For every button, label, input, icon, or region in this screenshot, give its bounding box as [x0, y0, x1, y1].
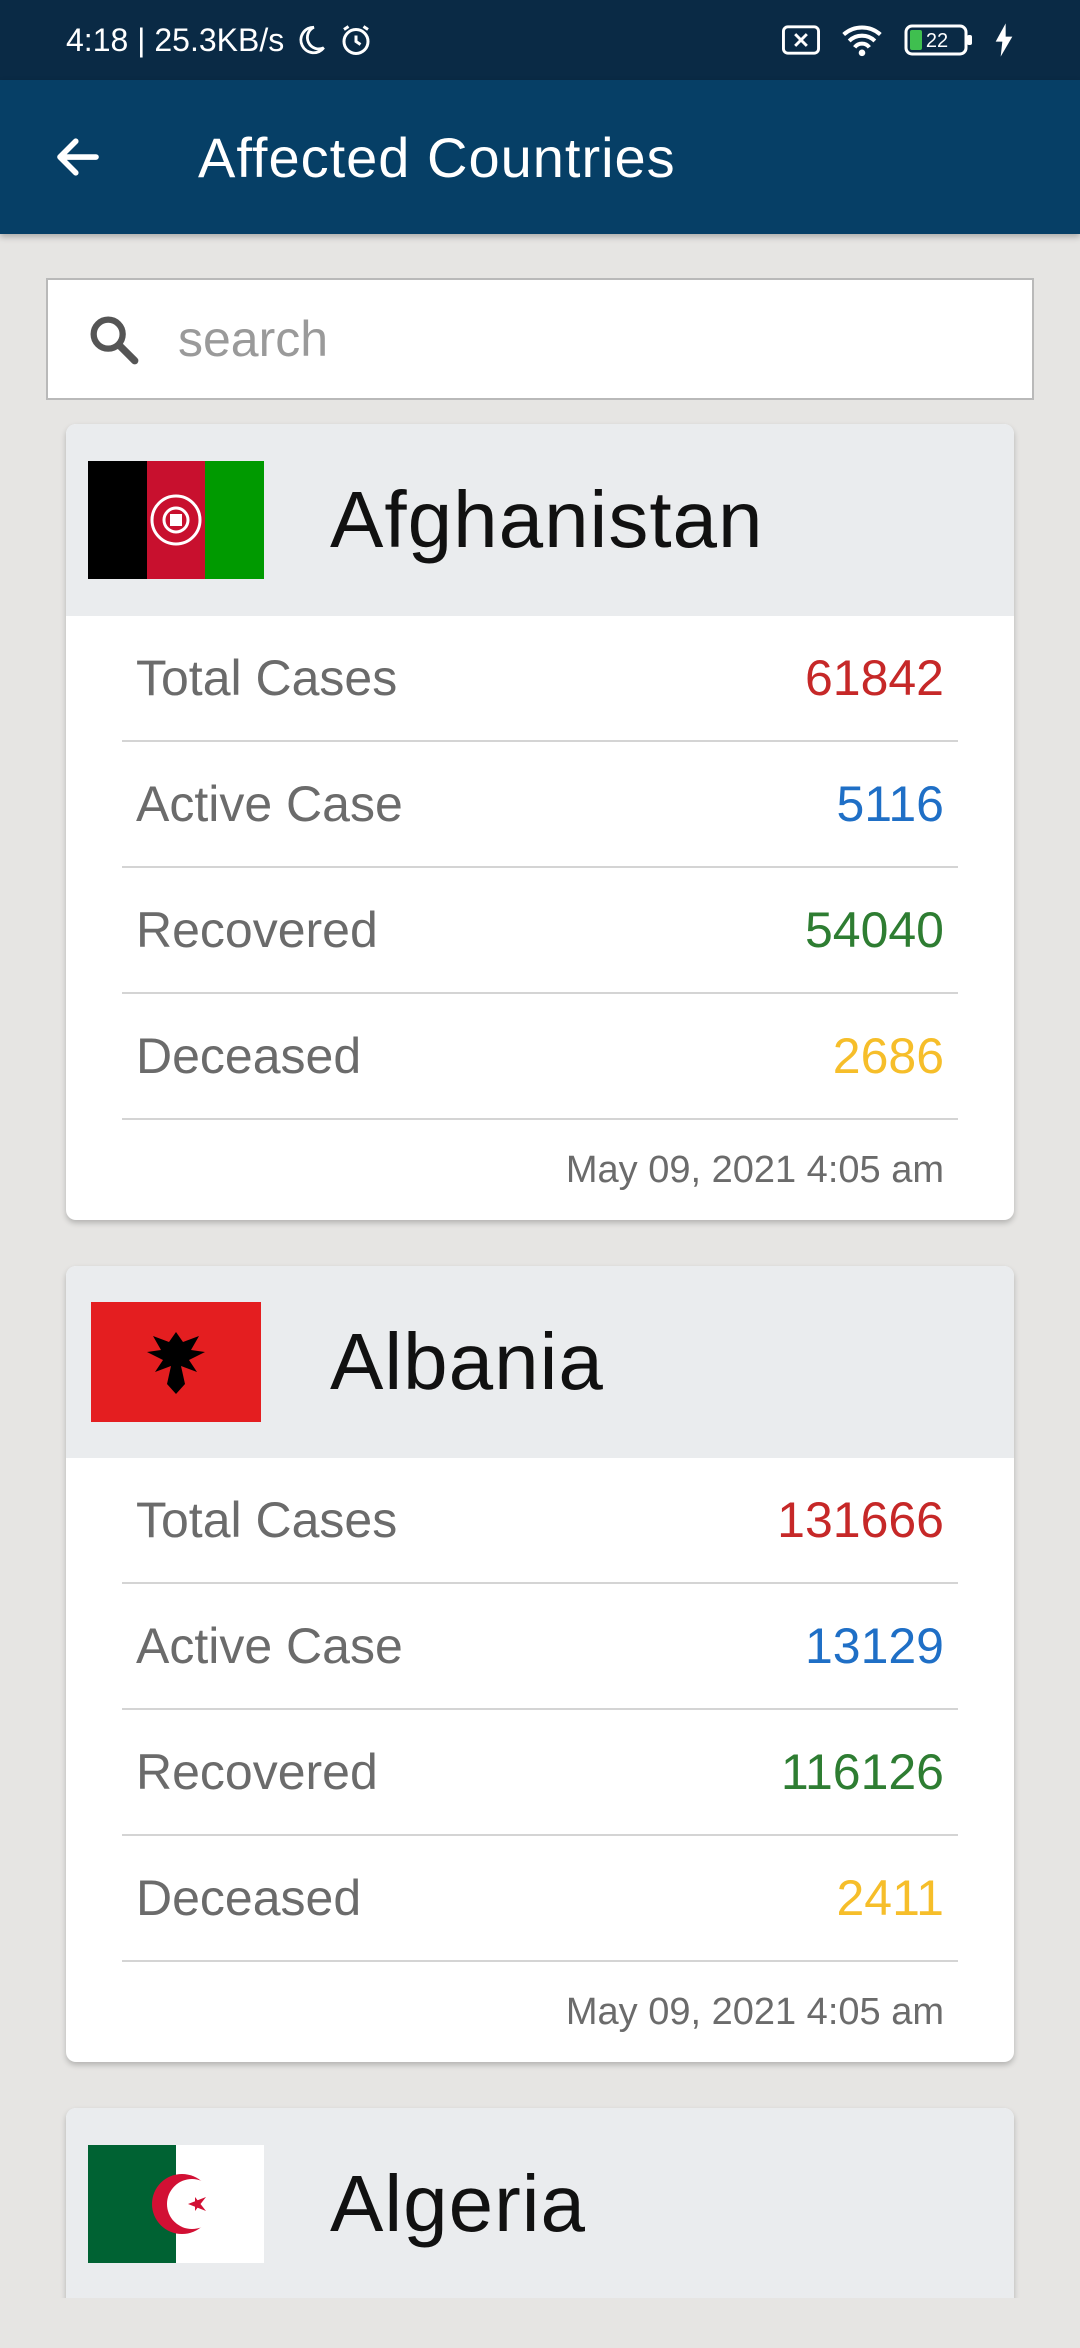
stat-row-total: Total Cases 61842 [122, 616, 958, 742]
country-card-afghanistan[interactable]: Afghanistan Total Cases 61842 Active Cas… [66, 424, 1014, 1220]
stat-row-deceased: Deceased 2686 [122, 994, 958, 1120]
battery-level: 22 [926, 30, 948, 52]
status-bar: 4:18 | 25.3KB/s 22 [0, 0, 1080, 80]
moon-icon [294, 23, 328, 57]
alarm-icon [338, 22, 374, 58]
stat-label-active: Active Case [136, 1618, 403, 1674]
flag-albania-icon [88, 1302, 264, 1422]
updated-timestamp: May 09, 2021 4:05 am [565, 1148, 944, 1191]
stat-label-deceased: Deceased [136, 1870, 362, 1926]
stat-value-recovered: 54040 [804, 902, 944, 958]
card-header: Afghanistan [66, 424, 1014, 616]
stat-value-active: 13129 [804, 1618, 944, 1674]
stat-label-recovered: Recovered [136, 1744, 378, 1800]
search-box[interactable] [46, 278, 1034, 400]
status-left: 4:18 | 25.3KB/s [66, 22, 374, 59]
page-title: Affected Countries [198, 125, 676, 189]
card-header: Albania [66, 1266, 1014, 1458]
stat-row-deceased: Deceased 2411 [122, 1836, 958, 1962]
sim-off-icon [782, 25, 820, 55]
search-icon-wrap [48, 310, 178, 368]
stat-row-active: Active Case 13129 [122, 1584, 958, 1710]
stat-value-total: 61842 [804, 650, 944, 706]
stat-value-recovered: 116126 [780, 1744, 944, 1800]
flag-afghanistan-icon [88, 461, 264, 579]
country-card-algeria[interactable]: Algeria [66, 2108, 1014, 2302]
country-name: Albania [330, 1317, 604, 1406]
arrow-left-icon [57, 138, 99, 176]
stat-value-active: 5116 [836, 776, 944, 832]
stat-label-total: Total Cases [136, 1492, 398, 1548]
country-card-albania[interactable]: Albania Total Cases 131666 Active Case 1… [66, 1266, 1014, 2062]
stat-label-deceased: Deceased [136, 1028, 362, 1084]
battery-icon: 22 [904, 23, 974, 57]
status-right: 22 [782, 23, 1014, 57]
stat-row-total: Total Cases 131666 [122, 1458, 958, 1584]
stat-row-recovered: Recovered 54040 [122, 868, 958, 994]
updated-timestamp: May 09, 2021 4:05 am [565, 1990, 944, 2033]
search-input[interactable] [178, 310, 958, 368]
stat-value-deceased: 2686 [832, 1028, 944, 1084]
wifi-icon [840, 23, 884, 57]
stat-value-total: 131666 [777, 1492, 944, 1548]
status-time-speed: 4:18 | 25.3KB/s [66, 21, 285, 58]
country-name: Afghanistan [330, 475, 764, 564]
country-list: Afghanistan Total Cases 61842 Active Cas… [66, 424, 1014, 2348]
country-name: Algeria [330, 2159, 587, 2248]
stat-value-deceased: 2411 [836, 1870, 944, 1926]
charging-icon [994, 23, 1014, 57]
bottom-edge [0, 2298, 1080, 2340]
back-button[interactable] [18, 80, 138, 234]
search-icon [90, 316, 139, 365]
stat-label-recovered: Recovered [136, 902, 378, 958]
app-bar: Affected Countries [0, 80, 1080, 234]
card-header: Algeria [66, 2108, 1014, 2300]
stat-label-total: Total Cases [136, 650, 398, 706]
stat-row-active: Active Case 5116 [122, 742, 958, 868]
flag-algeria-icon [88, 2145, 264, 2263]
stat-label-active: Active Case [136, 776, 403, 832]
stat-row-recovered: Recovered 116126 [122, 1710, 958, 1836]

------------------------------------------------------------------------

■ Stated goal: Retype the lines from the one holding "stat-row-total: Total Cases 61842" through the one holding "stat-value-recovered: 116126 [780, 1744, 944, 1800]", both included, with no changes.

■ Exercise result:
stat-row-total: Total Cases 61842 [122, 616, 958, 742]
country-card-afghanistan[interactable]: Afghanistan Total Cases 61842 Active Cas… [66, 424, 1014, 1220]
stat-row-deceased: Deceased 2686 [122, 994, 958, 1120]
battery-level: 22 [926, 30, 948, 52]
status-bar: 4:18 | 25.3KB/s 22 [0, 0, 1080, 80]
moon-icon [294, 23, 328, 57]
alarm-icon [338, 22, 374, 58]
stat-label-active: Active Case [136, 1618, 403, 1674]
flag-albania-icon [88, 1302, 264, 1422]
updated-timestamp: May 09, 2021 4:05 am [565, 1148, 944, 1191]
stat-label-deceased: Deceased [136, 1870, 362, 1926]
stat-value-recovered: 54040 [804, 902, 944, 958]
card-header: Afghanistan [66, 424, 1014, 616]
stat-value-active: 13129 [804, 1618, 944, 1674]
stat-label-recovered: Recovered [136, 1744, 378, 1800]
search-box[interactable] [46, 278, 1034, 400]
status-left: 4:18 | 25.3KB/s [66, 22, 374, 59]
page-title: Affected Countries [198, 125, 676, 189]
card-header: Albania [66, 1266, 1014, 1458]
stat-row-deceased: Deceased 2411 [122, 1836, 958, 1962]
sim-off-icon [782, 25, 820, 55]
search-icon-wrap [48, 310, 178, 368]
stat-row-active: Active Case 13129 [122, 1584, 958, 1710]
stat-value-total: 61842 [804, 650, 944, 706]
stat-value-recovered: 116126 [780, 1744, 944, 1800]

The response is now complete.